__What is needed__
Scan the records and identify every line in which the string "salty" occurs, then return those lines.

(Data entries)

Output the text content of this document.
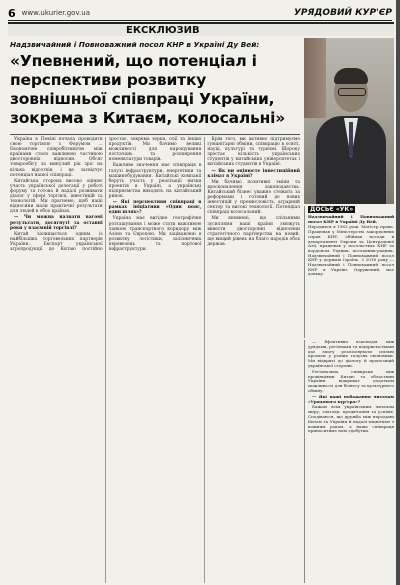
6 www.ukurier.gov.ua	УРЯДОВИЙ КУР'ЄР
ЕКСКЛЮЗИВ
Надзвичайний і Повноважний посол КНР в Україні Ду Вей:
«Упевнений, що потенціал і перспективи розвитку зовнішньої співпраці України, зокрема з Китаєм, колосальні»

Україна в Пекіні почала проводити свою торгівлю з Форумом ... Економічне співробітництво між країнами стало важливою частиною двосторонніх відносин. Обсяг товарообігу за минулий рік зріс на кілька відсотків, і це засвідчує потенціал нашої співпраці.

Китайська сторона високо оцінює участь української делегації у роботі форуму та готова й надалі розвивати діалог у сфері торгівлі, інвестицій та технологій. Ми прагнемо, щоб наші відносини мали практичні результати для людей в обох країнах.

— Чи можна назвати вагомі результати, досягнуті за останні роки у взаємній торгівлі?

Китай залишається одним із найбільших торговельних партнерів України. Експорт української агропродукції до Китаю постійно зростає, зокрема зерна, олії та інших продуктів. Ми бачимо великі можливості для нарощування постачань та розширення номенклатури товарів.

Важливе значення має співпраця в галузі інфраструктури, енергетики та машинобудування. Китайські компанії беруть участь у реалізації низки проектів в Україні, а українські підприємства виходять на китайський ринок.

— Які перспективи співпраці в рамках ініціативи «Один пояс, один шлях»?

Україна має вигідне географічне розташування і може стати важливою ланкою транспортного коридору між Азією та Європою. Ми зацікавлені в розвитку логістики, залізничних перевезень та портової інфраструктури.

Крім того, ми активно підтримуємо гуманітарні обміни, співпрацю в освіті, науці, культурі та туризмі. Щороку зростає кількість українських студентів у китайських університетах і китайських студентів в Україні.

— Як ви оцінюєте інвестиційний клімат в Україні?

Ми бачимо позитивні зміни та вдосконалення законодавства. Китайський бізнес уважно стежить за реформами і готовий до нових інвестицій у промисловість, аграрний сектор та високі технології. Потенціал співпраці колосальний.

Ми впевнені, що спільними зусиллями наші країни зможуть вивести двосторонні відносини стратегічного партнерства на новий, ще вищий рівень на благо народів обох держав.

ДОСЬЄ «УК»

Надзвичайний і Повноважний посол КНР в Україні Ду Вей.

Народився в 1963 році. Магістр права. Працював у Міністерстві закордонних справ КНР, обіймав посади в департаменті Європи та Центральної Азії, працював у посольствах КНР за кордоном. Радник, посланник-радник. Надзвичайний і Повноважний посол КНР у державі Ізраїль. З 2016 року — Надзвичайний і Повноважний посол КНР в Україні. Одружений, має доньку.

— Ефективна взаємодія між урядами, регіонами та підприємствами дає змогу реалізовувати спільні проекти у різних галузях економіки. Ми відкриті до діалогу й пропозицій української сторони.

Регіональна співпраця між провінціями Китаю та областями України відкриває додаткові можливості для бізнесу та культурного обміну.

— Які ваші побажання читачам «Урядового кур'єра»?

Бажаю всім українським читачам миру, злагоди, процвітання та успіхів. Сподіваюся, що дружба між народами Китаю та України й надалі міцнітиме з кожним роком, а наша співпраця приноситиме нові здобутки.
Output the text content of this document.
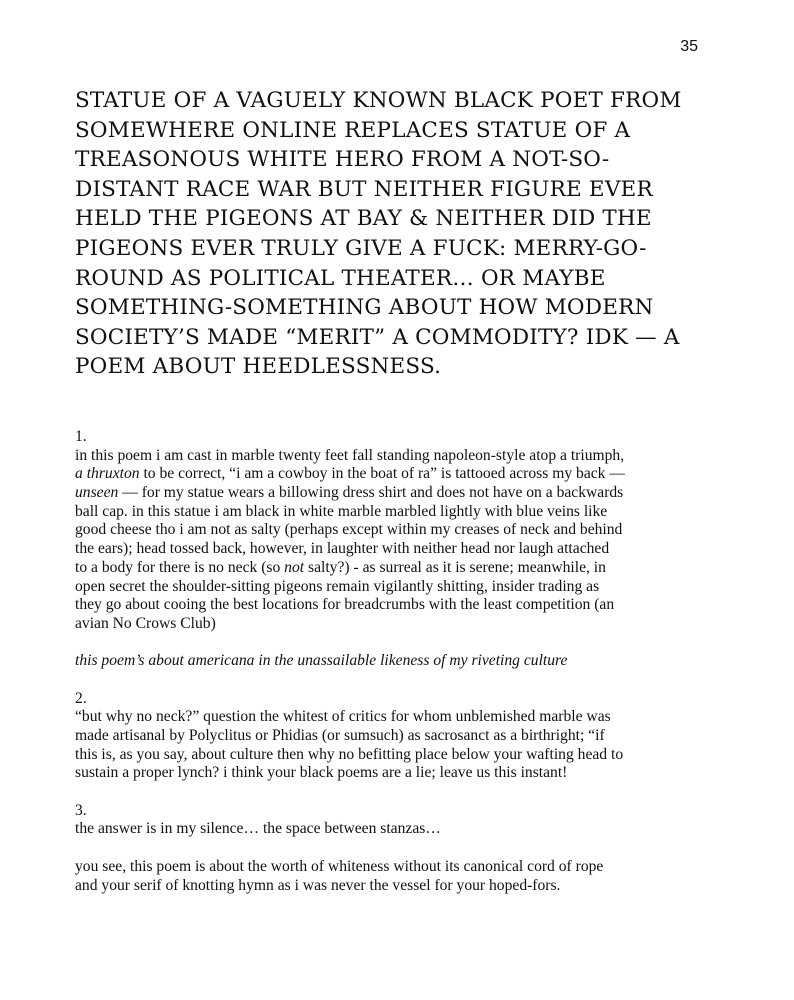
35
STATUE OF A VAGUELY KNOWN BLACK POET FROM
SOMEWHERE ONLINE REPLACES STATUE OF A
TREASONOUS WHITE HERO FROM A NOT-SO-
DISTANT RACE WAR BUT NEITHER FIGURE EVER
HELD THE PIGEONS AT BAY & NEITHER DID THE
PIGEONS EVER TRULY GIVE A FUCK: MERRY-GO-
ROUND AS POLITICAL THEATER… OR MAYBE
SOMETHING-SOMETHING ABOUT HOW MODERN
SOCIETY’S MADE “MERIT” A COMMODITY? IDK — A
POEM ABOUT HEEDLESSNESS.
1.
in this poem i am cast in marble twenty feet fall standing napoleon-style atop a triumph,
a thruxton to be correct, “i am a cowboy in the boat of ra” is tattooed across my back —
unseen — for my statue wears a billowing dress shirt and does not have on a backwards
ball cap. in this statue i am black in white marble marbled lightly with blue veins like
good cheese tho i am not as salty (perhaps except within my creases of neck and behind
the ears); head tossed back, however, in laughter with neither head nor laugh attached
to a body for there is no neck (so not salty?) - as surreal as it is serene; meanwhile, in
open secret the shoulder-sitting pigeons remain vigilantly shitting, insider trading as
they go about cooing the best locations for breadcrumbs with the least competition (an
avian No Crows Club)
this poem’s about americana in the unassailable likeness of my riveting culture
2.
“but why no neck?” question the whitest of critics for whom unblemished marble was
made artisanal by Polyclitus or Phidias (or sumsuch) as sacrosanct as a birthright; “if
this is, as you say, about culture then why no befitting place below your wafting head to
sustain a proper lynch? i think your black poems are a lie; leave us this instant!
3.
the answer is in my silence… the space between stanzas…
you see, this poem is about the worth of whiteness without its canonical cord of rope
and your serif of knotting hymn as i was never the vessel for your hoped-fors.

--

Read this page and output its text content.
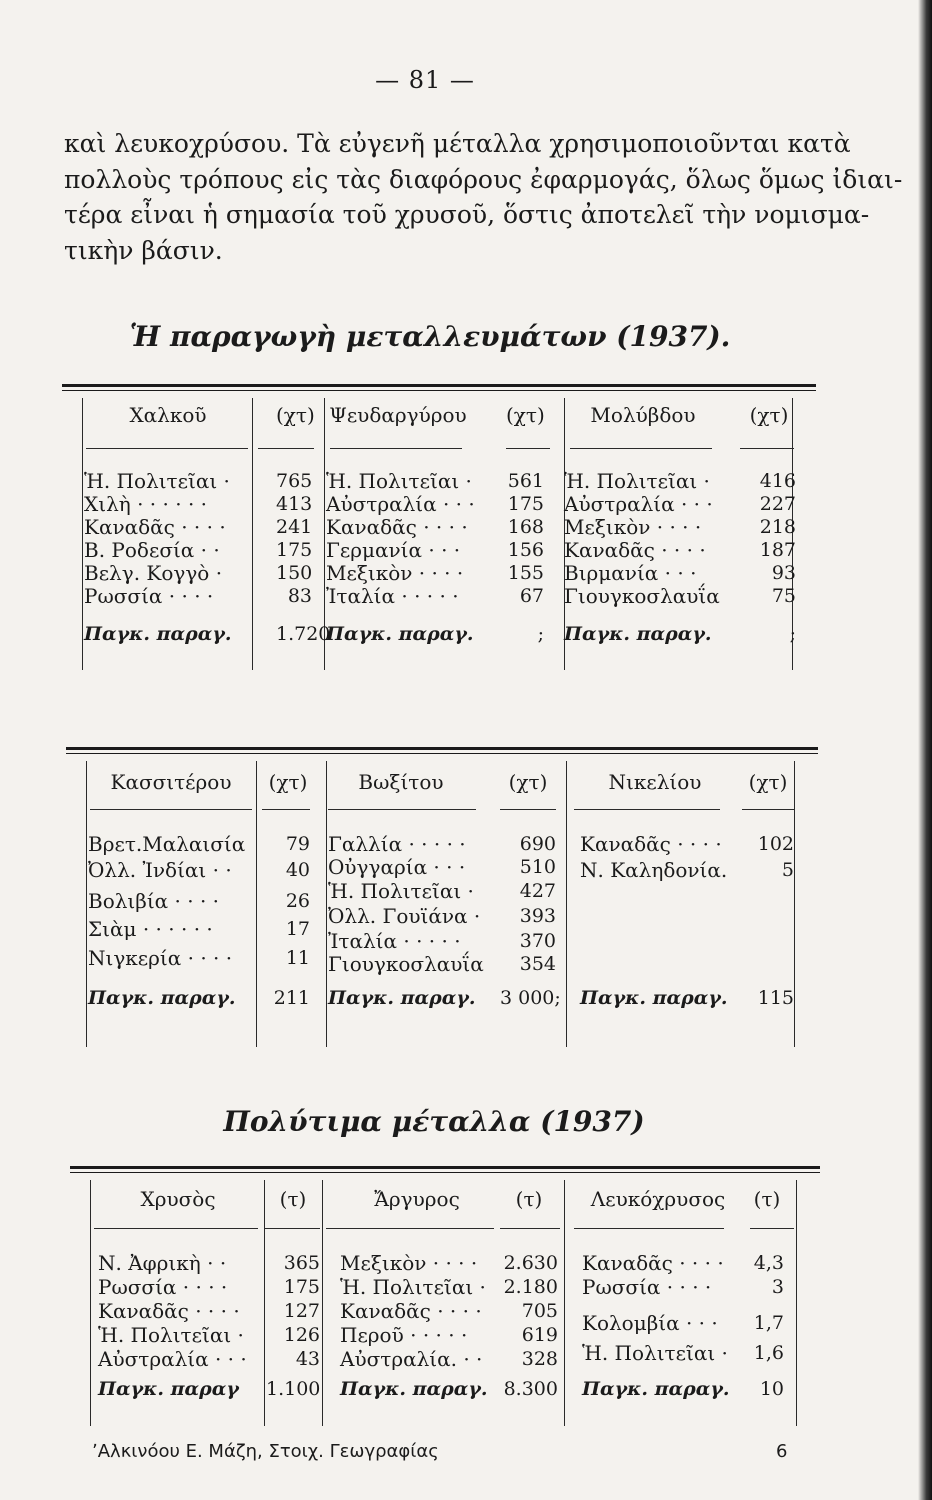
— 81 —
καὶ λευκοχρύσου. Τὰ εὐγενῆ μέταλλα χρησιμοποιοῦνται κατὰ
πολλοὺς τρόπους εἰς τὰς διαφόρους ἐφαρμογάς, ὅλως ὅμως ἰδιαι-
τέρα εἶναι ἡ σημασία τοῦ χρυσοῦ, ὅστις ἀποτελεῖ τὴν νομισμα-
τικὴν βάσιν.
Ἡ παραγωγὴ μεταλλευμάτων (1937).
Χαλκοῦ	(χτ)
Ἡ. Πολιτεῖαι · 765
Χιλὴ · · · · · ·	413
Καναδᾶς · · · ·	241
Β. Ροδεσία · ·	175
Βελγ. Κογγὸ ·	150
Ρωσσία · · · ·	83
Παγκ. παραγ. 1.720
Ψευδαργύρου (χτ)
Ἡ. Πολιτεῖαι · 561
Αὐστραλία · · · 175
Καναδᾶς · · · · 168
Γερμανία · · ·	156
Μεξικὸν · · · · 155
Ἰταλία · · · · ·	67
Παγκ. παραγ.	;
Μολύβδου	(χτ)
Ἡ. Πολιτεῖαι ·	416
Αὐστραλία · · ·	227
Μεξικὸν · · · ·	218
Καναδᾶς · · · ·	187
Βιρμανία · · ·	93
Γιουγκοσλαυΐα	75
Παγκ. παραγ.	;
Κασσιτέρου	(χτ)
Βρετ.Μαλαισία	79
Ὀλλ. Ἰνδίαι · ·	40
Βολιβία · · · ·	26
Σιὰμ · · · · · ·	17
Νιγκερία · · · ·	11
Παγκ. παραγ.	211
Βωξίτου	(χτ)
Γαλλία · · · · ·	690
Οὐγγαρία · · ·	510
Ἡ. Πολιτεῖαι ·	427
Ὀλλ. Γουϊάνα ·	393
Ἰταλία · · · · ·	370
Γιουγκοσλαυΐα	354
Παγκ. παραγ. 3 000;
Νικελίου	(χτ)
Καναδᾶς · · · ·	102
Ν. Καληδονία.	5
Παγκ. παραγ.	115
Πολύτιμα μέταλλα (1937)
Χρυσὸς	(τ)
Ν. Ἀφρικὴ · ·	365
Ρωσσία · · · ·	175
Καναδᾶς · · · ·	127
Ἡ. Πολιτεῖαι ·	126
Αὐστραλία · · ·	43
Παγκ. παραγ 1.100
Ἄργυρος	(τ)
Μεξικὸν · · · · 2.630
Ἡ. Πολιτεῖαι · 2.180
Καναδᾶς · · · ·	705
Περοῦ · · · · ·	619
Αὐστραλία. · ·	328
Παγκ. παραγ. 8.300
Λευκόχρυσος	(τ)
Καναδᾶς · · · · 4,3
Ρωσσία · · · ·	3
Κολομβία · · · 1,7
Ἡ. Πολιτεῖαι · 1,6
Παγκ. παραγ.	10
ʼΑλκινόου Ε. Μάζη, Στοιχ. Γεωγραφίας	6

__Full response__
good cheese tho i am not as salty (perhaps except within my creases of neck and behind
to a body for there is no neck (so not salty?) - as surreal as it is serene; meanwhile, in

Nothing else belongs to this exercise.